> **Document excerpt**

##########

Open-source web framework written in Swift

Vapor is an open source web framework written in Swift and designed for Swift development. It can be used to create RESTful APIs, web apps, and real-time applications using WebSockets. In addition to the core framework, Vapor provides an ORM, a templating language, and packages to facilitate user authentication and authorization.

Vapor's source code is hosted on GitHub and licensed under the MIT License. Vapor has been a part of Swift's Server APIs working group since 2016.

==History==
Vapor 0.1.0 was released as a proof of concept for Swift on the server a month after Apple open sourced Swift and began Linux platform support on December 3, 2015. Vapor 1.0 arrived in September 2016, followed by the release of Vapor 2.0 in May 2017.

The framework was rewritten for Vapor 3.0 to be built on Apple's non-blocking networking framework SwiftNIO. Vapor 3 was released in May 2018. Apple cited the speed with which Vapor (along with Kitura) adopted the new SwiftNIO framework on the main Swift.org server page.

Vapor 3's beta period saw educational material published by Packt, Paul Hudson, Razeware LLC, and lynda.com. Vapor was recognized by Swift.org with an official Swift Forum in its inaugural group of Related Projects in May 2018.

##########

> **Given records**
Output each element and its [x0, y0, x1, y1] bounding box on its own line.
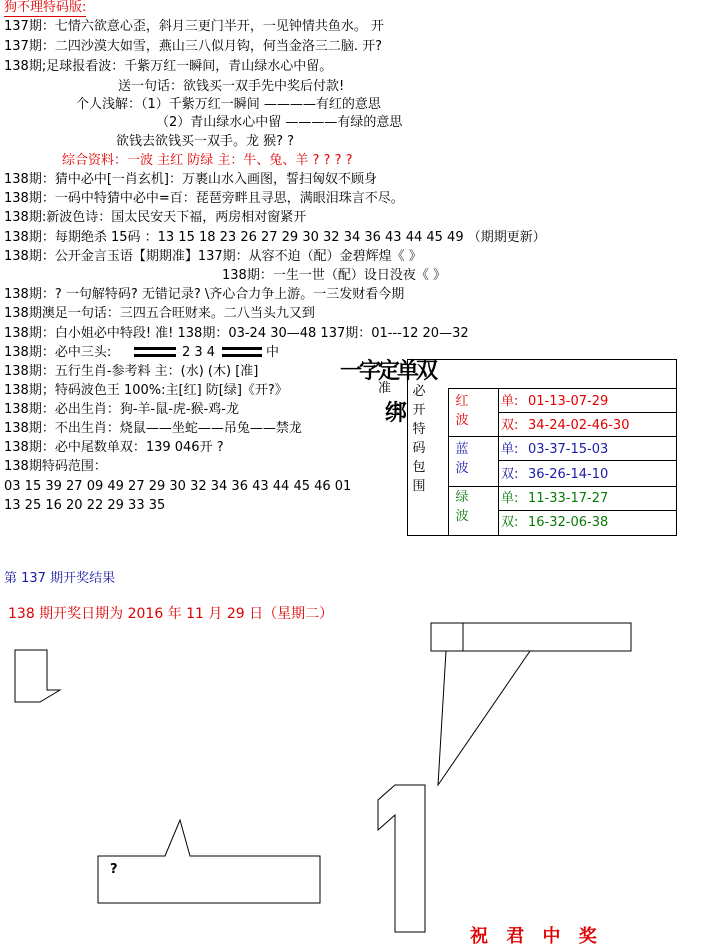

##########

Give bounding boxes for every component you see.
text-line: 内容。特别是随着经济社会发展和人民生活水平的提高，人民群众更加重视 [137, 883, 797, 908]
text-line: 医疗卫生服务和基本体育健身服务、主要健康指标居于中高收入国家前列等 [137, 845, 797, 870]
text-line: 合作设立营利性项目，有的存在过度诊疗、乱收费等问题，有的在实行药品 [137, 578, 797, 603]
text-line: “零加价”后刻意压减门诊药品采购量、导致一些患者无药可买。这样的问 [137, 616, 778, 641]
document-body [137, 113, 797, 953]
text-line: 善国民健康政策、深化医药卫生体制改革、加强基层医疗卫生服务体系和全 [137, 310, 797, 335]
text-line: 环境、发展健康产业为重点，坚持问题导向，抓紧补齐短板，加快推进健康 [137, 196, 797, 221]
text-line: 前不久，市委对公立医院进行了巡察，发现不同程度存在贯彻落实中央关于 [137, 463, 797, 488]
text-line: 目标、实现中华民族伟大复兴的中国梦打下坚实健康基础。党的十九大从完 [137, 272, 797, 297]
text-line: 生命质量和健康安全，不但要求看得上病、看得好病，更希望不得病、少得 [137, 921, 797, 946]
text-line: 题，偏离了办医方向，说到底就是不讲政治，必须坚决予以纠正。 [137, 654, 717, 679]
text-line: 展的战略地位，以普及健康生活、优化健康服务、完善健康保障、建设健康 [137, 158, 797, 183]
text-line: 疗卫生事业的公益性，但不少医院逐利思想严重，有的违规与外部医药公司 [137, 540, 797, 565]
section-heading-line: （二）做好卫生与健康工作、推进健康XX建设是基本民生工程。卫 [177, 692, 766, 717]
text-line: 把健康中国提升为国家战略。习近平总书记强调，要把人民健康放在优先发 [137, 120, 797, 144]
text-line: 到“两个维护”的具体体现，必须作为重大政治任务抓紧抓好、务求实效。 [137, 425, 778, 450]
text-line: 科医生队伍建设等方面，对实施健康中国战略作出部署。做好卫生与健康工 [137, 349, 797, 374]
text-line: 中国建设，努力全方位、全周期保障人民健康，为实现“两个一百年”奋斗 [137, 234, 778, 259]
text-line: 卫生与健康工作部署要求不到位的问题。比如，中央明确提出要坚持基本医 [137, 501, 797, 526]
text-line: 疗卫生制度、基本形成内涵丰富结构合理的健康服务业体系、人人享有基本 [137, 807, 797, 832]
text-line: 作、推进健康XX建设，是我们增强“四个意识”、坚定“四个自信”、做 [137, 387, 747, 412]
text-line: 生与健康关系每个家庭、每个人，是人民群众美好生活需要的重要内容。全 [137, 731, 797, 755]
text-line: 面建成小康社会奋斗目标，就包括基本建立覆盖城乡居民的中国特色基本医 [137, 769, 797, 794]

##########

> **List of tasks**
a: Return the passage of the Vapor text starting with "The framework was" and going on through "Swift.org server page.", copied word for word.
b: Retype the listing lines starting with the line with "Give bounding boxes" and going on through the line with "120, 797, 144]", both included, without changing anything.

> **Written answers**
a:
The framework was rewritten for Vapor 3.0 to be built on Apple's non-blocking networking framework SwiftNIO. Vapor 3 was released in May 2018. Apple cited the speed with which Vapor (along with Kitura) adopted the new SwiftNIO framework on the main Swift.org server page.

b:
Give bounding boxes for every component you see.
text-line: 内容。特别是随着经济社会发展和人民生活水平的提高，人民群众更加重视 [137, 883, 797, 908]
text-line: 医疗卫生服务和基本体育健身服务、主要健康指标居于中高收入国家前列等 [137, 845, 797, 870]
text-line: 合作设立营利性项目，有的存在过度诊疗、乱收费等问题，有的在实行药品 [137, 578, 797, 603]
text-line: “零加价”后刻意压减门诊药品采购量、导致一些患者无药可买。这样的问 [137, 616, 778, 641]
document-body [137, 113, 797, 953]
text-line: 善国民健康政策、深化医药卫生体制改革、加强基层医疗卫生服务体系和全 [137, 310, 797, 335]
text-line: 环境、发展健康产业为重点，坚持问题导向，抓紧补齐短板，加快推进健康 [137, 196, 797, 221]
text-line: 前不久，市委对公立医院进行了巡察，发现不同程度存在贯彻落实中央关于 [137, 463, 797, 488]
text-line: 目标、实现中华民族伟大复兴的中国梦打下坚实健康基础。党的十九大从完 [137, 272, 797, 297]
text-line: 生命质量和健康安全，不但要求看得上病、看得好病，更希望不得病、少得 [137, 921, 797, 946]
text-line: 题，偏离了办医方向，说到底就是不讲政治，必须坚决予以纠正。 [137, 654, 717, 679]
text-line: 展的战略地位，以普及健康生活、优化健康服务、完善健康保障、建设健康 [137, 158, 797, 183]
text-line: 疗卫生事业的公益性，但不少医院逐利思想严重，有的违规与外部医药公司 [137, 540, 797, 565]
section-heading-line: （二）做好卫生与健康工作、推进健康XX建设是基本民生工程。卫 [177, 692, 766, 717]
text-line: 把健康中国提升为国家战略。习近平总书记强调，要把人民健康放在优先发 [137, 120, 797, 144]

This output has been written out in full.